**Written problem:** Repeat the listing exactly as given, omitting every image.

Dataset entries on figures

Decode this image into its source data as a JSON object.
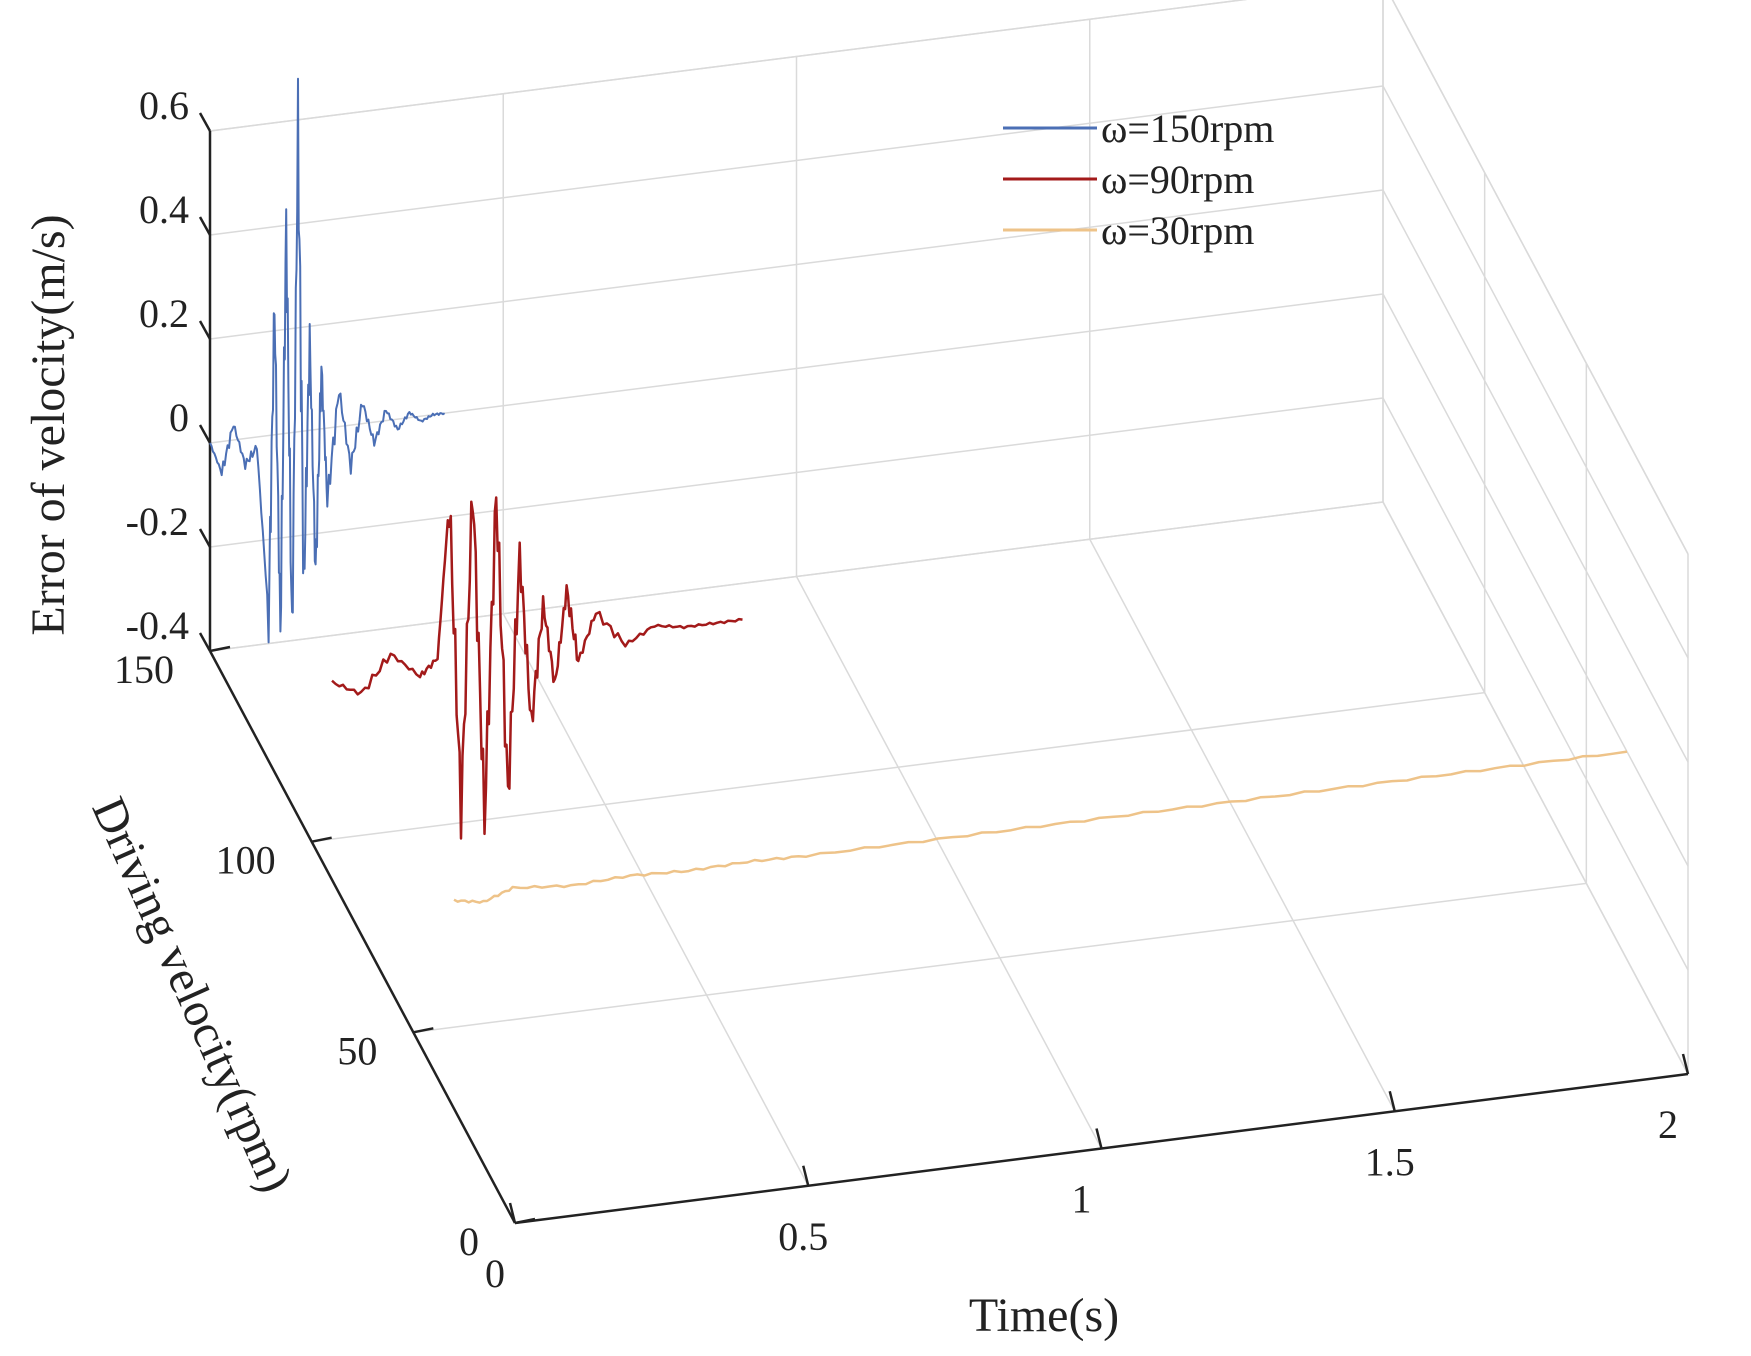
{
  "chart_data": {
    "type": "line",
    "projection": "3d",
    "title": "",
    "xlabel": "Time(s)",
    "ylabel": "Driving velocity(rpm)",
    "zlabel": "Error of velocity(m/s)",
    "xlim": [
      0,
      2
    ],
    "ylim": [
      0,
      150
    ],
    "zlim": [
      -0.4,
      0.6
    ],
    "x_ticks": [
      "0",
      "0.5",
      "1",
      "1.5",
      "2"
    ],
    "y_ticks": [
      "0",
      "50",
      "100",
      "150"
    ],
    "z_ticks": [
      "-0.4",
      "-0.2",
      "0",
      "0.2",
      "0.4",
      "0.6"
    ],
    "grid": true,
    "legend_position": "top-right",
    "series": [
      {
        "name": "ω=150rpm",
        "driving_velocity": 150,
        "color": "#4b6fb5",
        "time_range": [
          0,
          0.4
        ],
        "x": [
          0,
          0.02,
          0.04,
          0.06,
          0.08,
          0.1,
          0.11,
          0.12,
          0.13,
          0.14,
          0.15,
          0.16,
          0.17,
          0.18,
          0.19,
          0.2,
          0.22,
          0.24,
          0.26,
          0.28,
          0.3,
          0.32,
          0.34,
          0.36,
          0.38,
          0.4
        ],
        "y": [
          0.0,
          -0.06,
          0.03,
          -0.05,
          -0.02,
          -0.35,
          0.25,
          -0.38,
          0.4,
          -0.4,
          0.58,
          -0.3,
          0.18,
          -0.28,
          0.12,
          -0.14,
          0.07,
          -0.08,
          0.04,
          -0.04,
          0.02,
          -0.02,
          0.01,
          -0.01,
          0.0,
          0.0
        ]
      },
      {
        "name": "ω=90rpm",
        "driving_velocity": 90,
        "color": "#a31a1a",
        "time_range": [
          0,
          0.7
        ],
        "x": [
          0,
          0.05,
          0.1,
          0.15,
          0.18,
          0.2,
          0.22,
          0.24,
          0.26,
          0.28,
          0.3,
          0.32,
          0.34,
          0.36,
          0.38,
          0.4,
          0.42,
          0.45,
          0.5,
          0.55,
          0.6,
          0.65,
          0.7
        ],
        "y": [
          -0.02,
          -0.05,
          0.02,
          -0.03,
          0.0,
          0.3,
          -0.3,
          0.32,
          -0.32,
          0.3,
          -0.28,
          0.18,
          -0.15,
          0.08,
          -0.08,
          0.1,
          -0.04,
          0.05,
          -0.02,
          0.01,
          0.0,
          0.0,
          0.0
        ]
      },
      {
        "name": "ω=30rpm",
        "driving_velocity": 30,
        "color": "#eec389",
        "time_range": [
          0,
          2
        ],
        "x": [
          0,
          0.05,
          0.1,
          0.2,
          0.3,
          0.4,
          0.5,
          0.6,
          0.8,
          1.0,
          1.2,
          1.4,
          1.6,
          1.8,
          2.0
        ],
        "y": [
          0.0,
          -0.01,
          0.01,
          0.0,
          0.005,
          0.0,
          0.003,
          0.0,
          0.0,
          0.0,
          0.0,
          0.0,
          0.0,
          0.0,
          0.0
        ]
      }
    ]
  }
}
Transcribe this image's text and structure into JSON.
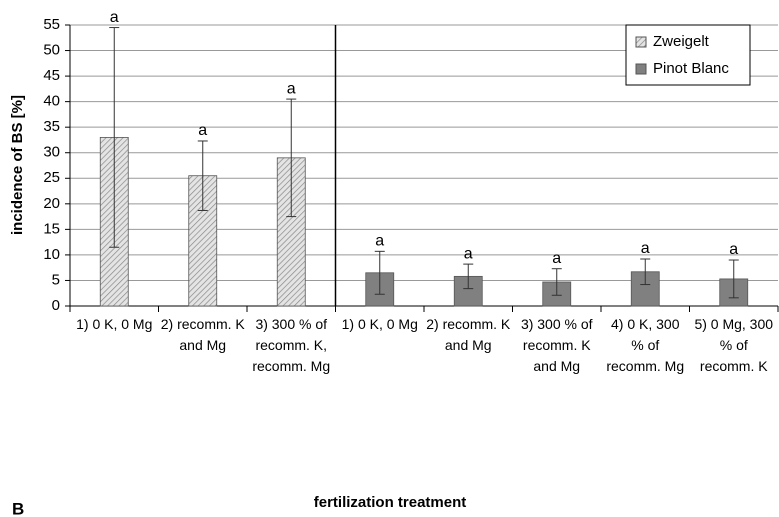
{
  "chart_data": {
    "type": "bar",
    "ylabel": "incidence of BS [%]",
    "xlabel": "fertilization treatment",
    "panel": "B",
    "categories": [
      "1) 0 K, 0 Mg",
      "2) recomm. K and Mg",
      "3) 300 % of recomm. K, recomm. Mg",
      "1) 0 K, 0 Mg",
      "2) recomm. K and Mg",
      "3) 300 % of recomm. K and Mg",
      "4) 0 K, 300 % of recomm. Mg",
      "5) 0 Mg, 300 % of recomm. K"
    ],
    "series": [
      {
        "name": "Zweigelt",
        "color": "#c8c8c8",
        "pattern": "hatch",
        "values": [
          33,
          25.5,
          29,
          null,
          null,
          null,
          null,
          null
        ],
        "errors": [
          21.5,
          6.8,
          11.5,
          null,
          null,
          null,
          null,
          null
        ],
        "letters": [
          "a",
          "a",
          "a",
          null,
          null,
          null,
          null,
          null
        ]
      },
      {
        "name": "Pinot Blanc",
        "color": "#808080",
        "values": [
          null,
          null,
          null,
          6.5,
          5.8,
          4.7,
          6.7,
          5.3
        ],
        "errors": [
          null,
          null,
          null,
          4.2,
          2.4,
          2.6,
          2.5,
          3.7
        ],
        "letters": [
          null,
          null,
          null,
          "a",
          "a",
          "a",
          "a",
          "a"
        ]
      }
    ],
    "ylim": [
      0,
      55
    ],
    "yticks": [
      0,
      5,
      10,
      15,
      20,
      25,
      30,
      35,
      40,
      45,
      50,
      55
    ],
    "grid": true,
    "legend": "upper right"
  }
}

**Response:**
Decode this image into its source data as a JSON object.
{
  "chart_data": {
    "type": "line",
    "projection": "3d",
    "title": "",
    "xlabel": "Time(s)",
    "ylabel": "Driving velocity(rpm)",
    "zlabel": "Error of velocity(m/s)",
    "xlim": [
      0,
      2
    ],
    "ylim": [
      0,
      150
    ],
    "zlim": [
      -0.4,
      0.6
    ],
    "x_ticks": [
      "0",
      "0.5",
      "1",
      "1.5",
      "2"
    ],
    "y_ticks": [
      "0",
      "50",
      "100",
      "150"
    ],
    "z_ticks": [
      "-0.4",
      "-0.2",
      "0",
      "0.2",
      "0.4",
      "0.6"
    ],
    "grid": true,
    "legend_position": "top-right",
    "series": [
      {
        "name": "ω=150rpm",
        "driving_velocity": 150,
        "color": "#4b6fb5",
        "time_range": [
          0,
          0.4
        ],
        "x": [
          0,
          0.02,
          0.04,
          0.06,
          0.08,
          0.1,
          0.11,
          0.12,
          0.13,
          0.14,
          0.15,
          0.16,
          0.17,
          0.18,
          0.19,
          0.2,
          0.22,
          0.24,
          0.26,
          0.28,
          0.3,
          0.32,
          0.34,
          0.36,
          0.38,
          0.4
        ],
        "y": [
          0.0,
          -0.06,
          0.03,
          -0.05,
          -0.02,
          -0.35,
          0.25,
          -0.38,
          0.4,
          -0.4,
          0.58,
          -0.3,
          0.18,
          -0.28,
          0.12,
          -0.14,
          0.07,
          -0.08,
          0.04,
          -0.04,
          0.02,
          -0.02,
          0.01,
          -0.01,
          0.0,
          0.0
        ]
      },
      {
        "name": "ω=90rpm",
        "driving_velocity": 90,
        "color": "#a31a1a",
        "time_range": [
          0,
          0.7
        ],
        "x": [
          0,
          0.05,
          0.1,
          0.15,
          0.18,
          0.2,
          0.22,
          0.24,
          0.26,
          0.28,
          0.3,
          0.32,
          0.34,
          0.36,
          0.38,
          0.4,
          0.42,
          0.45,
          0.5,
          0.55,
          0.6,
          0.65,
          0.7
        ],
        "y": [
          -0.02,
          -0.05,
          0.02,
          -0.03,
          0.0,
          0.3,
          -0.3,
          0.32,
          -0.32,
          0.3,
          -0.28,
          0.18,
          -0.15,
          0.08,
          -0.08,
          0.1,
          -0.04,
          0.05,
          -0.02,
          0.01,
          0.0,
          0.0,
          0.0
        ]
      },
      {
        "name": "ω=30rpm",
        "driving_velocity": 30,
        "color": "#eec389",
        "time_range": [
          0,
          2
        ],
        "x": [
          0,
          0.05,
          0.1,
          0.2,
          0.3,
          0.4,
          0.5,
          0.6,
          0.8,
          1.0,
          1.2,
          1.4,
          1.6,
          1.8,
          2.0
        ],
        "y": [
          0.0,
          -0.01,
          0.01,
          0.0,
          0.005,
          0.0,
          0.003,
          0.0,
          0.0,
          0.0,
          0.0,
          0.0,
          0.0,
          0.0,
          0.0
        ]
      }
    ]
  }
}
Transcribe this image's text and structure into JSON.
{
  "chart_data": {
    "type": "bar",
    "ylabel": "incidence of BS [%]",
    "xlabel": "fertilization treatment",
    "panel": "B",
    "categories": [
      "1) 0 K, 0 Mg",
      "2) recomm. K and Mg",
      "3) 300 % of recomm. K, recomm. Mg",
      "1) 0 K, 0 Mg",
      "2) recomm. K and Mg",
      "3) 300 % of recomm. K and Mg",
      "4) 0 K, 300 % of recomm. Mg",
      "5) 0 Mg, 300 % of recomm. K"
    ],
    "series": [
      {
        "name": "Zweigelt",
        "color": "#c8c8c8",
        "pattern": "hatch",
        "values": [
          33,
          25.5,
          29,
          null,
          null,
          null,
          null,
          null
        ],
        "errors": [
          21.5,
          6.8,
          11.5,
          null,
          null,
          null,
          null,
          null
        ],
        "letters": [
          "a",
          "a",
          "a",
          null,
          null,
          null,
          null,
          null
        ]
      },
      {
        "name": "Pinot Blanc",
        "color": "#808080",
        "values": [
          null,
          null,
          null,
          6.5,
          5.8,
          4.7,
          6.7,
          5.3
        ],
        "errors": [
          null,
          null,
          null,
          4.2,
          2.4,
          2.6,
          2.5,
          3.7
        ],
        "letters": [
          null,
          null,
          null,
          "a",
          "a",
          "a",
          "a",
          "a"
        ]
      }
    ],
    "ylim": [
      0,
      55
    ],
    "yticks": [
      0,
      5,
      10,
      15,
      20,
      25,
      30,
      35,
      40,
      45,
      50,
      55
    ],
    "grid": true,
    "legend": "upper right"
  }
}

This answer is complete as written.